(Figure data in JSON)
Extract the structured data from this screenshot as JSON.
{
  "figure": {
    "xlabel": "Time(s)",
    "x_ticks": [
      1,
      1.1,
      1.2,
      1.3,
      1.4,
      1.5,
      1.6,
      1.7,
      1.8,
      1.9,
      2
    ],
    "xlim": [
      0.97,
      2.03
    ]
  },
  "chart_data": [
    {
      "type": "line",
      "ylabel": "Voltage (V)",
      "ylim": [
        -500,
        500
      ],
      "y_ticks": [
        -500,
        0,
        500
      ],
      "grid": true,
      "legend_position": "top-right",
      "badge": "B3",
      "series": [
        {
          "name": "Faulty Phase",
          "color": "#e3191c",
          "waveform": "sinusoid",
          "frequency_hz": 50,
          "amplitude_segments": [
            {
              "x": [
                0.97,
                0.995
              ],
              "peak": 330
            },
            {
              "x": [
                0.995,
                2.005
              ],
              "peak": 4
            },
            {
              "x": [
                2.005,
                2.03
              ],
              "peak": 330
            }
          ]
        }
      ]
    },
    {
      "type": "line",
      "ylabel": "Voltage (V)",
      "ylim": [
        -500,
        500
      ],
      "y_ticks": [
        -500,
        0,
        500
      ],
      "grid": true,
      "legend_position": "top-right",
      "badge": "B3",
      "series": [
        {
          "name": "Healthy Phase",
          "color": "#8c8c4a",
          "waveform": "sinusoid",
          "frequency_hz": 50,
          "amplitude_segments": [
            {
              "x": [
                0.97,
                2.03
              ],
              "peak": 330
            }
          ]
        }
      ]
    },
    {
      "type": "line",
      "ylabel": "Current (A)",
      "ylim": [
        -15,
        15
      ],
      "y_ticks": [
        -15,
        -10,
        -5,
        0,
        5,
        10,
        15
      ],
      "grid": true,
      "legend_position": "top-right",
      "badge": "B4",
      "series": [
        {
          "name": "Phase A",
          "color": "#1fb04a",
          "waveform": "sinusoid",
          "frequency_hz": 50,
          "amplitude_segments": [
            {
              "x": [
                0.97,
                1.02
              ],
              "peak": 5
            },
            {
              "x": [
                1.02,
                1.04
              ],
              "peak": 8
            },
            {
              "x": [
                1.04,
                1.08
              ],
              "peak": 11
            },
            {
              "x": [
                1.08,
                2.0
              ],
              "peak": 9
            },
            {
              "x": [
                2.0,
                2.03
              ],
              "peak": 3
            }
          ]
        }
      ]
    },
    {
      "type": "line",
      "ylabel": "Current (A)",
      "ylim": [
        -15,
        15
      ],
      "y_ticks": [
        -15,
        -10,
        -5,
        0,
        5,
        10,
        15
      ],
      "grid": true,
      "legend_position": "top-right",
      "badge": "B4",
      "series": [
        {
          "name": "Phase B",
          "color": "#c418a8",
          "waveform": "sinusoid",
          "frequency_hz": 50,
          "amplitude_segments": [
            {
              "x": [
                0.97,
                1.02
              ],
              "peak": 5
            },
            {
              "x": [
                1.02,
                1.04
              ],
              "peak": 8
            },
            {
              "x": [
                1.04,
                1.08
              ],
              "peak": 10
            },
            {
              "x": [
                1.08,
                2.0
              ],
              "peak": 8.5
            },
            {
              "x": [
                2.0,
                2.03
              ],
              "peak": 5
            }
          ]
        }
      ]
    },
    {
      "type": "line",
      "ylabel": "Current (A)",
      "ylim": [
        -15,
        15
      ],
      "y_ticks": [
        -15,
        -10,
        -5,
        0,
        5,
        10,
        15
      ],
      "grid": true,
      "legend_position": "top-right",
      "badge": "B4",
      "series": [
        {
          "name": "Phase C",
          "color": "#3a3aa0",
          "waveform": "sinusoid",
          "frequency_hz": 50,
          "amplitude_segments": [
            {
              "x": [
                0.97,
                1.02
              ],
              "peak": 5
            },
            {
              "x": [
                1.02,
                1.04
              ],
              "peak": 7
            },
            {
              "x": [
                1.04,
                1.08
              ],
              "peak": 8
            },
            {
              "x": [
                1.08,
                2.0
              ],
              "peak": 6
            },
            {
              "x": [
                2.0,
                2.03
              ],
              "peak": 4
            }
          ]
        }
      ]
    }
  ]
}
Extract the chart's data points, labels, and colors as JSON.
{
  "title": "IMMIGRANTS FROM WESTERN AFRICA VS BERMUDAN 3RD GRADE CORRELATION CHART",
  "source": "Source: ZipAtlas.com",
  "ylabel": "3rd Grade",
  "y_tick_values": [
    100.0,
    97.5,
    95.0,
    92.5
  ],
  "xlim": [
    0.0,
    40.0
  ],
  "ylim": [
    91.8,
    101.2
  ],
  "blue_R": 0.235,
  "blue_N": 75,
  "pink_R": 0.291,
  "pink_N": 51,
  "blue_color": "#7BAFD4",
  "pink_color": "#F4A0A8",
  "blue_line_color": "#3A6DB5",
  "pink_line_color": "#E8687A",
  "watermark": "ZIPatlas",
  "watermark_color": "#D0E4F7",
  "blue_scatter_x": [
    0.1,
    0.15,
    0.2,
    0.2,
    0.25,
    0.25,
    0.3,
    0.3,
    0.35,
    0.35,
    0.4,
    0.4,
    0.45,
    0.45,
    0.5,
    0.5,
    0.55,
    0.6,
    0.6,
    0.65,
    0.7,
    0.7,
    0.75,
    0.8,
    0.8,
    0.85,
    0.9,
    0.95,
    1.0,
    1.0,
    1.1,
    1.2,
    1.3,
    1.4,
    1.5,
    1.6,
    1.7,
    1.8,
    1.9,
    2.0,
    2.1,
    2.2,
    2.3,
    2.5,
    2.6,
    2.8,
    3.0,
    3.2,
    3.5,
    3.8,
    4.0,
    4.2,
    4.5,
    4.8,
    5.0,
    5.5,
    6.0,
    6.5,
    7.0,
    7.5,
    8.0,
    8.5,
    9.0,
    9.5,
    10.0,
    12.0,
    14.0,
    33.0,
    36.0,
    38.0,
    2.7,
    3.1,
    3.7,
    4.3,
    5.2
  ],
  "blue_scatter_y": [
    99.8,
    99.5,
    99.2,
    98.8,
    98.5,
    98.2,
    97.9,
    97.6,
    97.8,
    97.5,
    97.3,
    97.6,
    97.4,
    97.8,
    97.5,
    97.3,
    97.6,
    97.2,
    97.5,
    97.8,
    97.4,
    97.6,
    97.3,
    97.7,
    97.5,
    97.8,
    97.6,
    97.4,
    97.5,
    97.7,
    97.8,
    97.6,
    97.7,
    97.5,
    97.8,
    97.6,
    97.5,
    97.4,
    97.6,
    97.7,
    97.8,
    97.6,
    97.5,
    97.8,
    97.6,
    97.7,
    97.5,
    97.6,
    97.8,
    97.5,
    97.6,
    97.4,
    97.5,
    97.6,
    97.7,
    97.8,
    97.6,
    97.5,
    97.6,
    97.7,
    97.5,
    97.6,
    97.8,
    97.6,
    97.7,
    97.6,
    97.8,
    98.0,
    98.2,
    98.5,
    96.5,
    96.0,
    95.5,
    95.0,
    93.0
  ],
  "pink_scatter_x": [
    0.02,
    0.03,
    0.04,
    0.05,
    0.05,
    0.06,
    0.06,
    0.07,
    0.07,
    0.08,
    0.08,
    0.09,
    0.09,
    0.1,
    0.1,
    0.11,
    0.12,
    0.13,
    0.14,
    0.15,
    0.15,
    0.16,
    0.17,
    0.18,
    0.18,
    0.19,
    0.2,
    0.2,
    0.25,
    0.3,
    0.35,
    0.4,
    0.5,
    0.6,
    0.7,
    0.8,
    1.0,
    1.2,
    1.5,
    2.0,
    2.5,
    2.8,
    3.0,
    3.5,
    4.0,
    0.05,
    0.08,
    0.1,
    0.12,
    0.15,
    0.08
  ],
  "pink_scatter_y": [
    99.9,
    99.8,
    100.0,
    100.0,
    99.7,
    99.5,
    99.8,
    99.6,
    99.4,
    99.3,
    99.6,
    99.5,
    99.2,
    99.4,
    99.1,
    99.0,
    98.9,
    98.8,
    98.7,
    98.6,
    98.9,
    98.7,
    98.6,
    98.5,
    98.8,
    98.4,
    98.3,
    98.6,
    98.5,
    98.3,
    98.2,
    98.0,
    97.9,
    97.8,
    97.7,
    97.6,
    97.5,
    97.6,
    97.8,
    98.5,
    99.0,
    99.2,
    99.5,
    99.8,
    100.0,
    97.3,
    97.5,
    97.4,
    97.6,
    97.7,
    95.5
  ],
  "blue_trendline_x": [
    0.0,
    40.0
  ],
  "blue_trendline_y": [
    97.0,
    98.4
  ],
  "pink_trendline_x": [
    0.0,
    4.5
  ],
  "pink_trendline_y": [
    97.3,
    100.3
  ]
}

STATED EXERCISE:
Pick out the lines above containing the word "Phase", then copy them.

THE COMPLETED TASK:
          "name": "Faulty Phase",
          "name": "Healthy Phase",
          "name": "Phase A",
          "name": "Phase B",
          "name": "Phase C",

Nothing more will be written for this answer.